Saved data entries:
***

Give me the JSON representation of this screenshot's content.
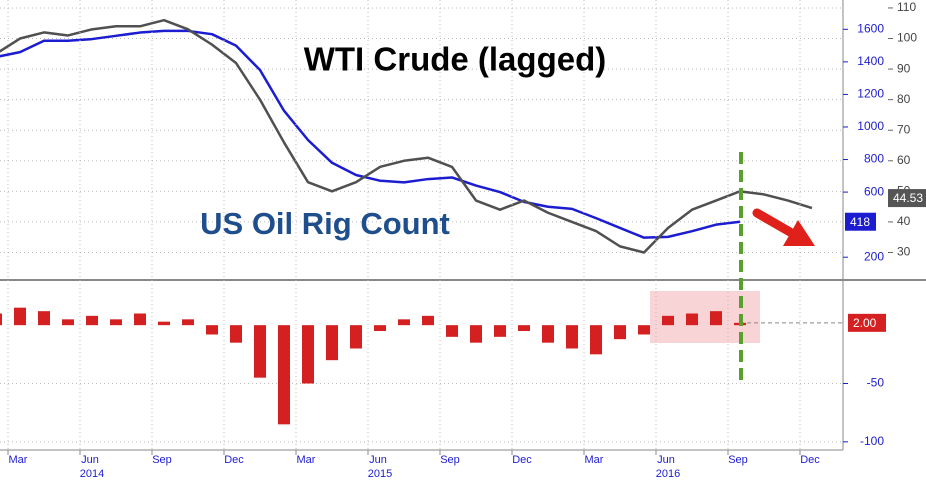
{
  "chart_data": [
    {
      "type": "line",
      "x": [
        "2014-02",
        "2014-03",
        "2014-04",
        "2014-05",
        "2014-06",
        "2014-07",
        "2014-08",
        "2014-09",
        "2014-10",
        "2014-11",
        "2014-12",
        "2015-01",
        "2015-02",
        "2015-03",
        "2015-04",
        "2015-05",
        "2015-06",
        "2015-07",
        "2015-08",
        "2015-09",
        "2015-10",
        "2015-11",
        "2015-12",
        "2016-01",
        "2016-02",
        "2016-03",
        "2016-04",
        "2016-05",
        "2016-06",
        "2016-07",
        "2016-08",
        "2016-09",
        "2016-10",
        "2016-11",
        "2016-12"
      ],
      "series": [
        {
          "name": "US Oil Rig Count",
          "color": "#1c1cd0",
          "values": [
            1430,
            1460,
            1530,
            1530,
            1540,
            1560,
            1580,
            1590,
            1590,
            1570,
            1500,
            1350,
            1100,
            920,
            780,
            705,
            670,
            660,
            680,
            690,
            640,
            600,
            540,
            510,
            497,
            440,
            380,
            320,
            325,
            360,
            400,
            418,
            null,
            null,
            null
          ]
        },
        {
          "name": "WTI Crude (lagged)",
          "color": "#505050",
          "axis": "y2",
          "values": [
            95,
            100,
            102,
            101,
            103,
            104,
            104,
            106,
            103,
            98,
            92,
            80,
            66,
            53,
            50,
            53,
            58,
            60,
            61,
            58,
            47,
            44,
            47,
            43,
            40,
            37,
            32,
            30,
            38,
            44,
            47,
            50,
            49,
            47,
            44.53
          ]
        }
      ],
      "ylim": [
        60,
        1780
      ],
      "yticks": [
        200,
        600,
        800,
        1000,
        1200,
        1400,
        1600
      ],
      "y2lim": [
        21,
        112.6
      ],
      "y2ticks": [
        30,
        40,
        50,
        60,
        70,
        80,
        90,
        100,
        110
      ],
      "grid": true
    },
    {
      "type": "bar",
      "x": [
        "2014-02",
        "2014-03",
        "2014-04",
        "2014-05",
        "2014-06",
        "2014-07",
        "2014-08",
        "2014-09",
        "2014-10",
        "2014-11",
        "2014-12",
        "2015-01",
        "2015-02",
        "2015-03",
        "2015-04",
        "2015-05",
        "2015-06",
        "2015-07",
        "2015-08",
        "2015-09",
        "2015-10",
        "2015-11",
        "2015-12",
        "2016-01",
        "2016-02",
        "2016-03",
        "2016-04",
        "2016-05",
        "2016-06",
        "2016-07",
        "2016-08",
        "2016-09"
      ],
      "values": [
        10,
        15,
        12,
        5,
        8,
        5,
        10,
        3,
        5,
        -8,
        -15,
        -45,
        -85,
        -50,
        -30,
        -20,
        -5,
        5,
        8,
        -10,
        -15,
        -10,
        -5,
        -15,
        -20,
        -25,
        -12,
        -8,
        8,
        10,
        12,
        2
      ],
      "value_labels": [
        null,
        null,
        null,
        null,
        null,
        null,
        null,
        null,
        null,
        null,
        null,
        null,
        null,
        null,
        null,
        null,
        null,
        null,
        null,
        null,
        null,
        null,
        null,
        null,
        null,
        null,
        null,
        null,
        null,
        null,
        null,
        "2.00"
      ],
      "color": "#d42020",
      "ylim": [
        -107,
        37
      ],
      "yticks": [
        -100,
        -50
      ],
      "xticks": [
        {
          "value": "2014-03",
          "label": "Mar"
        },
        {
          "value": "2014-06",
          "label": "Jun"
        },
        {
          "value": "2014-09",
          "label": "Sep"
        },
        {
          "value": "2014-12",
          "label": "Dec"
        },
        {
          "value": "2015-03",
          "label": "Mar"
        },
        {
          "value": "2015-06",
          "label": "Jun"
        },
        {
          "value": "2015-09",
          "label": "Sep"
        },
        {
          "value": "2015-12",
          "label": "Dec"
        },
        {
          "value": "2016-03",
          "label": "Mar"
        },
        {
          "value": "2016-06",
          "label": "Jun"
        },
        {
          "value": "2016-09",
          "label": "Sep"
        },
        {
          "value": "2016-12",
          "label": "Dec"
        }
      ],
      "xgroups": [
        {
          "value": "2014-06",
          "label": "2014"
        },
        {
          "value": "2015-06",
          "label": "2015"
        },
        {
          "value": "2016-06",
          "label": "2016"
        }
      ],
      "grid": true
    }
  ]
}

***

* _WHAT THE EXERCISE ASKS_
Copy every line above word for word and exclude the pictures.

* _ANSWER TO THIS PROBLEM_
Give me the JSON representation of this screenshot's content.
{
  "chart_data": [
    {
      "type": "line",
      "x": [
        "2014-02",
        "2014-03",
        "2014-04",
        "2014-05",
        "2014-06",
        "2014-07",
        "2014-08",
        "2014-09",
        "2014-10",
        "2014-11",
        "2014-12",
        "2015-01",
        "2015-02",
        "2015-03",
        "2015-04",
        "2015-05",
        "2015-06",
        "2015-07",
        "2015-08",
        "2015-09",
        "2015-10",
        "2015-11",
        "2015-12",
        "2016-01",
        "2016-02",
        "2016-03",
        "2016-04",
        "2016-05",
        "2016-06",
        "2016-07",
        "2016-08",
        "2016-09",
        "2016-10",
        "2016-11",
        "2016-12"
      ],
      "series": [
        {
          "name": "US Oil Rig Count",
          "color": "#1c1cd0",
          "values": [
            1430,
            1460,
            1530,
            1530,
            1540,
            1560,
            1580,
            1590,
            1590,
            1570,
            1500,
            1350,
            1100,
            920,
            780,
            705,
            670,
            660,
            680,
            690,
            640,
            600,
            540,
            510,
            497,
            440,
            380,
            320,
            325,
            360,
            400,
            418,
            null,
            null,
            null
          ]
        },
        {
          "name": "WTI Crude (lagged)",
          "color": "#505050",
          "axis": "y2",
          "values": [
            95,
            100,
            102,
            101,
            103,
            104,
            104,
            106,
            103,
            98,
            92,
            80,
            66,
            53,
            50,
            53,
            58,
            60,
            61,
            58,
            47,
            44,
            47,
            43,
            40,
            37,
            32,
            30,
            38,
            44,
            47,
            50,
            49,
            47,
            44.53
          ]
        }
      ],
      "ylim": [
        60,
        1780
      ],
      "yticks": [
        200,
        600,
        800,
        1000,
        1200,
        1400,
        1600
      ],
      "y2lim": [
        21,
        112.6
      ],
      "y2ticks": [
        30,
        40,
        50,
        60,
        70,
        80,
        90,
        100,
        110
      ],
      "grid": true
    },
    {
      "type": "bar",
      "x": [
        "2014-02",
        "2014-03",
        "2014-04",
        "2014-05",
        "2014-06",
        "2014-07",
        "2014-08",
        "2014-09",
        "2014-10",
        "2014-11",
        "2014-12",
        "2015-01",
        "2015-02",
        "2015-03",
        "2015-04",
        "2015-05",
        "2015-06",
        "2015-07",
        "2015-08",
        "2015-09",
        "2015-10",
        "2015-11",
        "2015-12",
        "2016-01",
        "2016-02",
        "2016-03",
        "2016-04",
        "2016-05",
        "2016-06",
        "2016-07",
        "2016-08",
        "2016-09"
      ],
      "values": [
        10,
        15,
        12,
        5,
        8,
        5,
        10,
        3,
        5,
        -8,
        -15,
        -45,
        -85,
        -50,
        -30,
        -20,
        -5,
        5,
        8,
        -10,
        -15,
        -10,
        -5,
        -15,
        -20,
        -25,
        -12,
        -8,
        8,
        10,
        12,
        2
      ],
      "value_labels": [
        null,
        null,
        null,
        null,
        null,
        null,
        null,
        null,
        null,
        null,
        null,
        null,
        null,
        null,
        null,
        null,
        null,
        null,
        null,
        null,
        null,
        null,
        null,
        null,
        null,
        null,
        null,
        null,
        null,
        null,
        null,
        "2.00"
      ],
      "color": "#d42020",
      "ylim": [
        -107,
        37
      ],
      "yticks": [
        -100,
        -50
      ],
      "xticks": [
        {
          "value": "2014-03",
          "label": "Mar"
        },
        {
          "value": "2014-06",
          "label": "Jun"
        },
        {
          "value": "2014-09",
          "label": "Sep"
        },
        {
          "value": "2014-12",
          "label": "Dec"
        },
        {
          "value": "2015-03",
          "label": "Mar"
        },
        {
          "value": "2015-06",
          "label": "Jun"
        },
        {
          "value": "2015-09",
          "label": "Sep"
        },
        {
          "value": "2015-12",
          "label": "Dec"
        },
        {
          "value": "2016-03",
          "label": "Mar"
        },
        {
          "value": "2016-06",
          "label": "Jun"
        },
        {
          "value": "2016-09",
          "label": "Sep"
        },
        {
          "value": "2016-12",
          "label": "Dec"
        }
      ],
      "xgroups": [
        {
          "value": "2014-06",
          "label": "2014"
        },
        {
          "value": "2015-06",
          "label": "2015"
        },
        {
          "value": "2016-06",
          "label": "2016"
        }
      ],
      "grid": true
    }
  ]
}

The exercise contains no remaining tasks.